Task description ▸ Write out the whole listing exactly as it stands.
* BEGIN Supplied data *
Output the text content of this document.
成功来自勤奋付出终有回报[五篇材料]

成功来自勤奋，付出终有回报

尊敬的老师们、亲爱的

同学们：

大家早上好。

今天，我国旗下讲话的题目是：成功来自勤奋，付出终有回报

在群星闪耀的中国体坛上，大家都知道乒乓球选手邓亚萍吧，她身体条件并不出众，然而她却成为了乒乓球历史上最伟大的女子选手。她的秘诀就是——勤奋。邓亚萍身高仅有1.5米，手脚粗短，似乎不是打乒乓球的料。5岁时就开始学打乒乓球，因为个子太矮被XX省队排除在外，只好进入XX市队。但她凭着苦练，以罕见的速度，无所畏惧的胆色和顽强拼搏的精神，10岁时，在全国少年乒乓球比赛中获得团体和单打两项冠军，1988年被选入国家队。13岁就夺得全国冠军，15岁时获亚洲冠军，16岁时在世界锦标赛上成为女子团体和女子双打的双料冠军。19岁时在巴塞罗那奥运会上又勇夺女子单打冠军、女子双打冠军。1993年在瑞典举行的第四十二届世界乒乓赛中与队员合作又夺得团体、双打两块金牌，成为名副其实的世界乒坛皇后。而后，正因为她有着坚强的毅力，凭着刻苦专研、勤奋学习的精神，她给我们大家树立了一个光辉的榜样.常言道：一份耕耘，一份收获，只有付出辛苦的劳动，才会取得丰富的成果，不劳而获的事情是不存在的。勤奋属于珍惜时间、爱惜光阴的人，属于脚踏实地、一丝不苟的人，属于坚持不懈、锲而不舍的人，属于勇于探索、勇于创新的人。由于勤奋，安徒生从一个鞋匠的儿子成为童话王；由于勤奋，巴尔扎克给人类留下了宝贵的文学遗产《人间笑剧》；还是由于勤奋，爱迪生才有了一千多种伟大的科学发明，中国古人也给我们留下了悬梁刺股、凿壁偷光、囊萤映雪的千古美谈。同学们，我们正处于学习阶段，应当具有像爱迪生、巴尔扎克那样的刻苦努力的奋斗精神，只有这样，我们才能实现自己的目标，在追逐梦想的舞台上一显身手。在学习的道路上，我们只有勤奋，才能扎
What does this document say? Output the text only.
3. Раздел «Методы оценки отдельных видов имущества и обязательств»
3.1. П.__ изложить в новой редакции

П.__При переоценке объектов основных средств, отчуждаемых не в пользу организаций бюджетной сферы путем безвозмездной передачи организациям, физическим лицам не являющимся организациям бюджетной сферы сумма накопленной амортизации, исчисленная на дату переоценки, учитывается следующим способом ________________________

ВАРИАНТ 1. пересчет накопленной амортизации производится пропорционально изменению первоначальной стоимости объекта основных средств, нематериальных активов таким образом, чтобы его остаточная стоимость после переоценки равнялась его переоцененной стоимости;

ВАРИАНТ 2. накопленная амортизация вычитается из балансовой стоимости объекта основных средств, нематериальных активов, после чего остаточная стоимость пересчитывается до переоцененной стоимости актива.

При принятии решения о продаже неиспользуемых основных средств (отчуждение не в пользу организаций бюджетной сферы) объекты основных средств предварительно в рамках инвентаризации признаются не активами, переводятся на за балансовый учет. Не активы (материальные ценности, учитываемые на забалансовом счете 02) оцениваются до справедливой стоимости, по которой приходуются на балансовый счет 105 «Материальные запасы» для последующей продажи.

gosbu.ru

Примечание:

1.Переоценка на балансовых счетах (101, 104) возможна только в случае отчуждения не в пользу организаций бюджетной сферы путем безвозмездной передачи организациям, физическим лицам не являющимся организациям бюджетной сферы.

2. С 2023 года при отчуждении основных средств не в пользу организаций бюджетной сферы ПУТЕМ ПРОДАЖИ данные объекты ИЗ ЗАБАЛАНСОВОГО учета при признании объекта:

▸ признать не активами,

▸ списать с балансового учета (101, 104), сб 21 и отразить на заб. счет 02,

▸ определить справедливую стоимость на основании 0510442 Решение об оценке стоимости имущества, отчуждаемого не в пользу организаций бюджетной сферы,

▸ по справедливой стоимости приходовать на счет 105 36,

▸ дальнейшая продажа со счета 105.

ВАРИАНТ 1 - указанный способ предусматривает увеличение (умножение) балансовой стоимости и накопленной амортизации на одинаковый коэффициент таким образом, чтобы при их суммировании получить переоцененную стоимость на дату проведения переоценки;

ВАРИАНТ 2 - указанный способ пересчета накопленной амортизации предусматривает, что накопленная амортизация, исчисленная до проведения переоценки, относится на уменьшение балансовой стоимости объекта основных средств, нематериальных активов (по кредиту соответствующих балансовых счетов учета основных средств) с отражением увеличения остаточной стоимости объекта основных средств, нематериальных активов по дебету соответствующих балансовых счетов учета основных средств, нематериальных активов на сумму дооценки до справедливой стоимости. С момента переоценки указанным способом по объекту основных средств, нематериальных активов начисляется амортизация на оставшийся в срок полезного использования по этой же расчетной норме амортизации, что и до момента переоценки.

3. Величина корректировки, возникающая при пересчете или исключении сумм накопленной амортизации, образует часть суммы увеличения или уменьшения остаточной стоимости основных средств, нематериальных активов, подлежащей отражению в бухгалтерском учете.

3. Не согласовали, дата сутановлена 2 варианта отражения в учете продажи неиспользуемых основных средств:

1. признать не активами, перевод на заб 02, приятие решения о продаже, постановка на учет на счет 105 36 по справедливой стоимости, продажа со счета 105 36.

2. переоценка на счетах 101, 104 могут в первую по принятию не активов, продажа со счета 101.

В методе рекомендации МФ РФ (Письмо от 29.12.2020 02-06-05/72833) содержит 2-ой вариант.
* END Supplied data *
Result for this task ▸
Output the text content of this document.
成功来自勤奋付出终有回报[五篇材料]

成功来自勤奋，付出终有回报

尊敬的老师们、亲爱的

同学们：

大家早上好。

今天，我国旗下讲话的题目是：成功来自勤奋，付出终有回报

在群星闪耀的中国体坛上，大家都知道乒乓球选手邓亚萍吧，她身体条件并不出众，然而她却成为了乒乓球历史上最伟大的女子选手。她的秘诀就是——勤奋。邓亚萍身高仅有1.5米，手脚粗短，似乎不是打乒乓球的料。5岁时就开始学打乒乓球，因为个子太矮被XX省队排除在外，只好进入XX市队。但她凭着苦练，以罕见的速度，无所畏惧的胆色和顽强拼搏的精神，10岁时，在全国少年乒乓球比赛中获得团体和单打两项冠军，1988年被选入国家队。13岁就夺得全国冠军，15岁时获亚洲冠军，16岁时在世界锦标赛上成为女子团体和女子双打的双料冠军。19岁时在巴塞罗那奥运会上又勇夺女子单打冠军、女子双打冠军。1993年在瑞典举行的第四十二届世界乒乓赛中与队员合作又夺得团体、双打两块金牌，成为名副其实的世界乒坛皇后。而后，正因为她有着坚强的毅力，凭着刻苦专研、勤奋学习的精神，她给我们大家树立了一个光辉的榜样.常言道：一份耕耘，一份收获，只有付出辛苦的劳动，才会取得丰富的成果，不劳而获的事情是不存在的。勤奋属于珍惜时间、爱惜光阴的人，属于脚踏实地、一丝不苟的人，属于坚持不懈、锲而不舍的人，属于勇于探索、勇于创新的人。由于勤奋，安徒生从一个鞋匠的儿子成为童话王；由于勤奋，巴尔扎克给人类留下了宝贵的文学遗产《人间笑剧》；还是由于勤奋，爱迪生才有了一千多种伟大的科学发明，中国古人也给我们留下了悬梁刺股、凿壁偷光、囊萤映雪的千古美谈。同学们，我们正处于学习阶段，应当具有像爱迪生、巴尔扎克那样的刻苦努力的奋斗精神，只有这样，我们才能实现自己的目标，在追逐梦想的舞台上一显身手。在学习的道路上，我们只有勤奋，才能扎
What does this document say? Output the text only.
3. Раздел «Методы оценки отдельных видов имущества и обязательств»
3.1. П.__ изложить в новой редакции

П.__При переоценке объектов основных средств, отчуждаемых не в пользу организаций бюджетной сферы путем безвозмездной передачи организациям, физическим лицам не являющимся организациям бюджетной сферы сумма накопленной амортизации, исчисленная на дату переоценки, учитывается следующим способом ________________________

ВАРИАНТ 1. пересчет накопленной амортизации производится пропорционально изменению первоначальной стоимости объекта основных средств, нематериальных активов таким образом, чтобы его остаточная стоимость после переоценки равнялась его переоцененной стоимости;

ВАРИАНТ 2. накопленная амортизация вычитается из балансовой стоимости объекта основных средств, нематериальных активов, после чего остаточная стоимость пересчитывается до переоцененной стоимости актива.

При принятии решения о продаже неиспользуемых основных средств (отчуждение не в пользу организаций бюджетной сферы) объекты основных средств предварительно в рамках инвентаризации признаются не активами, переводятся на за балансовый учет. Не активы (материальные ценности, учитываемые на забалансовом счете 02) оцениваются до справедливой стоимости, по которой приходуются на балансовый счет 105 «Материальные запасы» для последующей продажи.

gosbu.ru

Примечание:

1.Переоценка на балансовых счетах (101, 104) возможна только в случае отчуждения не в пользу организаций бюджетной сферы путем безвозмездной передачи организациям, физическим лицам не являющимся организациям бюджетной сферы.

2. С 2023 года при отчуждении основных средств не в пользу организаций бюджетной сферы ПУТЕМ ПРОДАЖИ данные объекты ИЗ ЗАБАЛАНСОВОГО учета при признании объекта:

▸ признать не активами,

▸ списать с балансового учета (101, 104), сб 21 и отразить на заб. счет 02,

▸ определить справедливую стоимость на основании 0510442 Решение об оценке стоимости имущества, отчуждаемого не в пользу организаций бюджетной сферы,

▸ по справедливой стоимости приходовать на счет 105 36,

▸ дальнейшая продажа со счета 105.

ВАРИАНТ 1 - указанный способ предусматривает увеличение (умножение) балансовой стоимости и накопленной амортизации на одинаковый коэффициент таким образом, чтобы при их суммировании получить переоцененную стоимость на дату проведения переоценки;

ВАРИАНТ 2 - указанный способ пересчета накопленной амортизации предусматривает, что накопленная амортизация, исчисленная до проведения переоценки, относится на уменьшение балансовой стоимости объекта основных средств, нематериальных активов (по кредиту соответствующих балансовых счетов учета основных средств) с отражением увеличения остаточной стоимости объекта основных средств, нематериальных активов по дебету соответствующих балансовых счетов учета основных средств, нематериальных активов на сумму дооценки до справедливой стоимости. С момента переоценки указанным способом по объекту основных средств, нематериальных активов начисляется амортизация на оставшийся в срок полезного использования по этой же расчетной норме амортизации, что и до момента переоценки.

3. Величина корректировки, возникающая при пересчете или исключении сумм накопленной амортизации, образует часть суммы увеличения или уменьшения остаточной стоимости основных средств, нематериальных активов, подлежащей отражению в бухгалтерском учете.

3. Не согласовали, дата сутановлена 2 варианта отражения в учете продажи неиспользуемых основных средств:

1. признать не активами, перевод на заб 02, приятие решения о продаже, постановка на учет на счет 105 36 по справедливой стоимости, продажа со счета 105 36.

2. переоценка на счетах 101, 104 могут в первую по принятию не активов, продажа со счета 101.

В методе рекомендации МФ РФ (Письмо от 29.12.2020 02-06-05/72833) содержит 2-ой вариант.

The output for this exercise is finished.